┌─ PAGE EXTRACT

Last month my ex and I broke up. He was my first real boyfriend and we lasted just over five months. That might not seem very long but to us it was. I was his first real girlfriend, the first girl who he brought to meet his parent. I even lost my virginity to him.

When we broke up it was very out of the blue. He texted me one morning, very random, and ended it. I later found out it was because he was in a tough spot in his life (he had moved out on his own for the first time to a new town a few months before and had a new job and everything) and didn't really understand himself why he dumped me. He said he needed to get himself together. I told him I wouldn't wait around and that I would date other guys, which i did.

The ex and I didn't talk for a couple weeks then decided to try being friends. About a month after the break up, i was currently dating a guy, my ex and I were hanging out at his house in his room. It was the first time we had been alone together since the break up (when we hung out friends were always around). We started talking about us and then were suddenly kissing. We told eachother how much we missed eachother.

└─
┌─ EXCERPTED RECORDS

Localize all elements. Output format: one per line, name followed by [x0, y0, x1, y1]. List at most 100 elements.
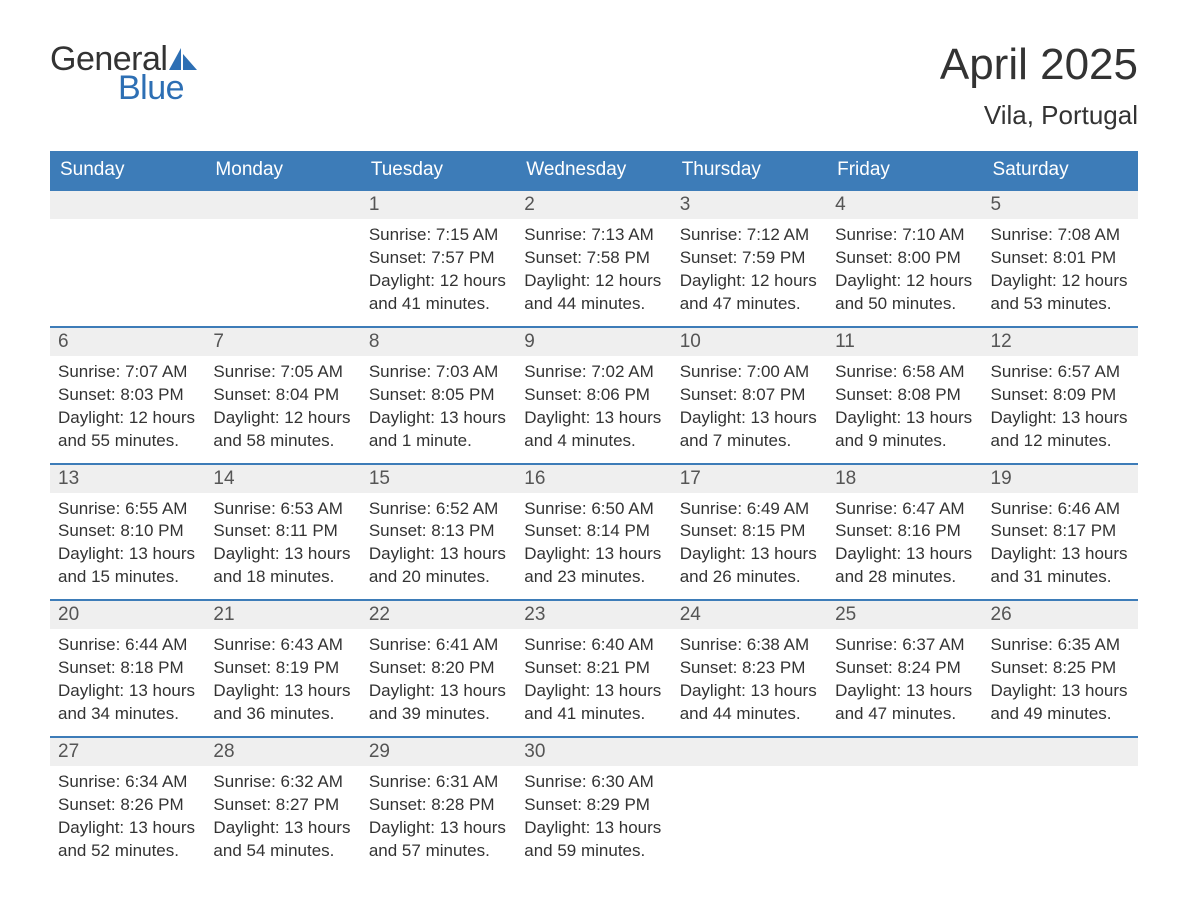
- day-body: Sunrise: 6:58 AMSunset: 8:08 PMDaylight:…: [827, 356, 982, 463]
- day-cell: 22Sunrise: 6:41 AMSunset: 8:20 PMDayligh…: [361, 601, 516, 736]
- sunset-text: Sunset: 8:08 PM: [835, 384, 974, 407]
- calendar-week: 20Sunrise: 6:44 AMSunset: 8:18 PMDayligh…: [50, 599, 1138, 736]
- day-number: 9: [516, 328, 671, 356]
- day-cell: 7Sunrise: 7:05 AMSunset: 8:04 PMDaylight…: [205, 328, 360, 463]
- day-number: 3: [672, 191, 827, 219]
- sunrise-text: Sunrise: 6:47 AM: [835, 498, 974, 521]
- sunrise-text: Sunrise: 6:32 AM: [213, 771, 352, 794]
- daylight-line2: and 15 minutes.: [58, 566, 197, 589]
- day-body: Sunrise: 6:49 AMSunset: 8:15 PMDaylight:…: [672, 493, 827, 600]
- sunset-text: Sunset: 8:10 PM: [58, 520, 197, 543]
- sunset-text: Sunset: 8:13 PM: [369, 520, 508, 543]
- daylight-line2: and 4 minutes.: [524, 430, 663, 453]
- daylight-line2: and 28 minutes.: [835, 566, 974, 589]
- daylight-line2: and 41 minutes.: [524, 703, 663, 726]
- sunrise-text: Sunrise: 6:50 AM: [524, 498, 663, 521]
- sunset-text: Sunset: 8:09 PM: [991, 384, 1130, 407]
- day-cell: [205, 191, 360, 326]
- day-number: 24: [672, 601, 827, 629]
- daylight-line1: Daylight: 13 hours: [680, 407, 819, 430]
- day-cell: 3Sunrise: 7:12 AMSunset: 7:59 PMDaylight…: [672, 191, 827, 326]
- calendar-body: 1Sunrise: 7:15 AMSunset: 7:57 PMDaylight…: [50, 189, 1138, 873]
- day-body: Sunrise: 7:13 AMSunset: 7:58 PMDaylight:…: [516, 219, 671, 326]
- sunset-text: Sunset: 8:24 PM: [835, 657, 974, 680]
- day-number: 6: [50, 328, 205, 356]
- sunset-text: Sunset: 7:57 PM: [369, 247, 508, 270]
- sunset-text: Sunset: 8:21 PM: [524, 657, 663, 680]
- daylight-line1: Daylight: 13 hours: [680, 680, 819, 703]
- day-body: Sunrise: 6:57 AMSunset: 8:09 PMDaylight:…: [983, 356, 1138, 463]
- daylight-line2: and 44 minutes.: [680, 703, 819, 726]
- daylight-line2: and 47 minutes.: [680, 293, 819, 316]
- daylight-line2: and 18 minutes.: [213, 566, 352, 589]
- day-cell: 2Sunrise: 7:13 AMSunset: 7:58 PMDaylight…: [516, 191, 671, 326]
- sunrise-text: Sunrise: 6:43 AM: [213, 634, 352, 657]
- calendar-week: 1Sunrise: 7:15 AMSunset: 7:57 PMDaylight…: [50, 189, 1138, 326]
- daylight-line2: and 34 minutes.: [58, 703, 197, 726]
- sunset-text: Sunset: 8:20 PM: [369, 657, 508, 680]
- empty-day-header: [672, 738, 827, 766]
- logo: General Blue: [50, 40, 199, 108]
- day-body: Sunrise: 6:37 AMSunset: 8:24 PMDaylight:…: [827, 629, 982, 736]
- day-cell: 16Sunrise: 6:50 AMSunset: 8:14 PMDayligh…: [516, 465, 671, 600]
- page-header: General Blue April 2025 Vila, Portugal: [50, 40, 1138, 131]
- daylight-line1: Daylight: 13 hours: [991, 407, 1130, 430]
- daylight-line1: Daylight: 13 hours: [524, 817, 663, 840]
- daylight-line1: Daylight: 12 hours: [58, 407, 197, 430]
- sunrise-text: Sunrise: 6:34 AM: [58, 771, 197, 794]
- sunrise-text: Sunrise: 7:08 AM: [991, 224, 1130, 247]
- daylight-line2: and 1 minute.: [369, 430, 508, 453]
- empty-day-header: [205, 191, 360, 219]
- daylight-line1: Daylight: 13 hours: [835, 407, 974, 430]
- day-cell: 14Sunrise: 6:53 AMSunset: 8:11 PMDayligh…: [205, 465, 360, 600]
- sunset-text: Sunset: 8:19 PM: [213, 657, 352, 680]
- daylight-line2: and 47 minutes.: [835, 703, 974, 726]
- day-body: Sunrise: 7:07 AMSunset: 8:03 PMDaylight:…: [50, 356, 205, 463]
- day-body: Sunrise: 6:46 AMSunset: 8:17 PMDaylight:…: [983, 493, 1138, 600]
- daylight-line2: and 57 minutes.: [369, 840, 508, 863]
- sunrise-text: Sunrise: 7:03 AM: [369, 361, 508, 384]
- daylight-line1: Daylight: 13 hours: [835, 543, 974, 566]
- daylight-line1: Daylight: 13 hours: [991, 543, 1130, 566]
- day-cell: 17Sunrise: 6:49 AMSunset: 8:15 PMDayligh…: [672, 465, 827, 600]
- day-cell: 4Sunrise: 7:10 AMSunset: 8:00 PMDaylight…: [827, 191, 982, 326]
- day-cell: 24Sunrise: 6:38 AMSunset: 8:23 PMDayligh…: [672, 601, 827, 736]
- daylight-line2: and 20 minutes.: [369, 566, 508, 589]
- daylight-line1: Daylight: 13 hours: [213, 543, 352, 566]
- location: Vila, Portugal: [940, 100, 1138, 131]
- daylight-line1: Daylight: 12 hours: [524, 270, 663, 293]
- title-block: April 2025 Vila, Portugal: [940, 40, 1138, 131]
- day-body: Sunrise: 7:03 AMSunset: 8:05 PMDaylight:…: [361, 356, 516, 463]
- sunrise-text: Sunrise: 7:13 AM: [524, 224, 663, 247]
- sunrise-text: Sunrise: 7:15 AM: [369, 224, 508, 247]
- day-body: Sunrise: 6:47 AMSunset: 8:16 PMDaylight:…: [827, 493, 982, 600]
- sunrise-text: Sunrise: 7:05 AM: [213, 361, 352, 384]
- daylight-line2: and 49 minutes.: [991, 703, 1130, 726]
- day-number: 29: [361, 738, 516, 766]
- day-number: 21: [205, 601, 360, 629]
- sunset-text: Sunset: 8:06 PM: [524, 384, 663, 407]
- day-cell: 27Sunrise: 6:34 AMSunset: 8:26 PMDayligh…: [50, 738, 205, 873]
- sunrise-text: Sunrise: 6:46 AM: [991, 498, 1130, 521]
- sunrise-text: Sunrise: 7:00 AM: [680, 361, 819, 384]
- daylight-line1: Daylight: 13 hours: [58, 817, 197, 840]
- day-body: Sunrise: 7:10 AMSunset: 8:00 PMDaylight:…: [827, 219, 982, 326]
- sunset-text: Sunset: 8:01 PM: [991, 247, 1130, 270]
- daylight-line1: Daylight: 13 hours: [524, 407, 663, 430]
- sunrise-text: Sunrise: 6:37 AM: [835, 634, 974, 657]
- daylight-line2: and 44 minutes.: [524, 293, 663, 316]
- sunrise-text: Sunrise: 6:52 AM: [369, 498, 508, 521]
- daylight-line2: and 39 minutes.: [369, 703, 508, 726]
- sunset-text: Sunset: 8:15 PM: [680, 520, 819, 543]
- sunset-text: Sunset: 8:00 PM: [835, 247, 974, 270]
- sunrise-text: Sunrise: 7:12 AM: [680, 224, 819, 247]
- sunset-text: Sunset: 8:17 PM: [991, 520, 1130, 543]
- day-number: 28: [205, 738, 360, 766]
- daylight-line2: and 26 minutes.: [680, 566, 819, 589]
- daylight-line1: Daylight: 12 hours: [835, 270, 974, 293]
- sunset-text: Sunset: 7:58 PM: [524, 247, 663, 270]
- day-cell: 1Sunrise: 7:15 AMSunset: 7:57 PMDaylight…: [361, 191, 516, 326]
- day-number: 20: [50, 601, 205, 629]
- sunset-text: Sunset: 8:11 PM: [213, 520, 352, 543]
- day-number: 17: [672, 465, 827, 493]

└─

■ **EXERCISE GOAL**
Write a continuation of the breakup account above, picking up after its final sentence.

■ **REPLY**
After that, I broke up with the guy I was seeing (who was a very sweet guy) and got back with my ex. We were amazingly happy for the next week together. By the end of the week I started to notice a couple little things that made our relationship shaky the first time we were together. I didn't want to go down the same path, so I told him they needed to go. It ended up starting a huge fight and we broke up.

Later I realized my mistake and tried to apologize but he had thought about how the relationship wouldn't work the second time around. He told me he doesn't like "telling people" he "has a girlfriend" like I would be some sort of burden to his independance. I tried to tell him that is the last thing I want to do but he just settled on telling me he is confused.

I am in love with him and don't know what I can do. Did I mess up my second chance completely? What should I do?

Posted

In all honesty, in doesn't sound like you are suited for each other. I don't mean to sound cruel, but if there were things that were bothering you (making it shaky) and then you told him and he went off....that isn't really a good thing.

 

A relationship shouldn't be like that and then for him to say he doesn't want a girlfriend. Why do you want to chase after someone who wants to act so aloof and some what uncaring. Of course he was all interested and nicey nice when you had a new boyfriend, and once you dumped him, he just resorted back to his usual self. Save yourself from months to years of heartache and rid yourself of him now and continue to date other people.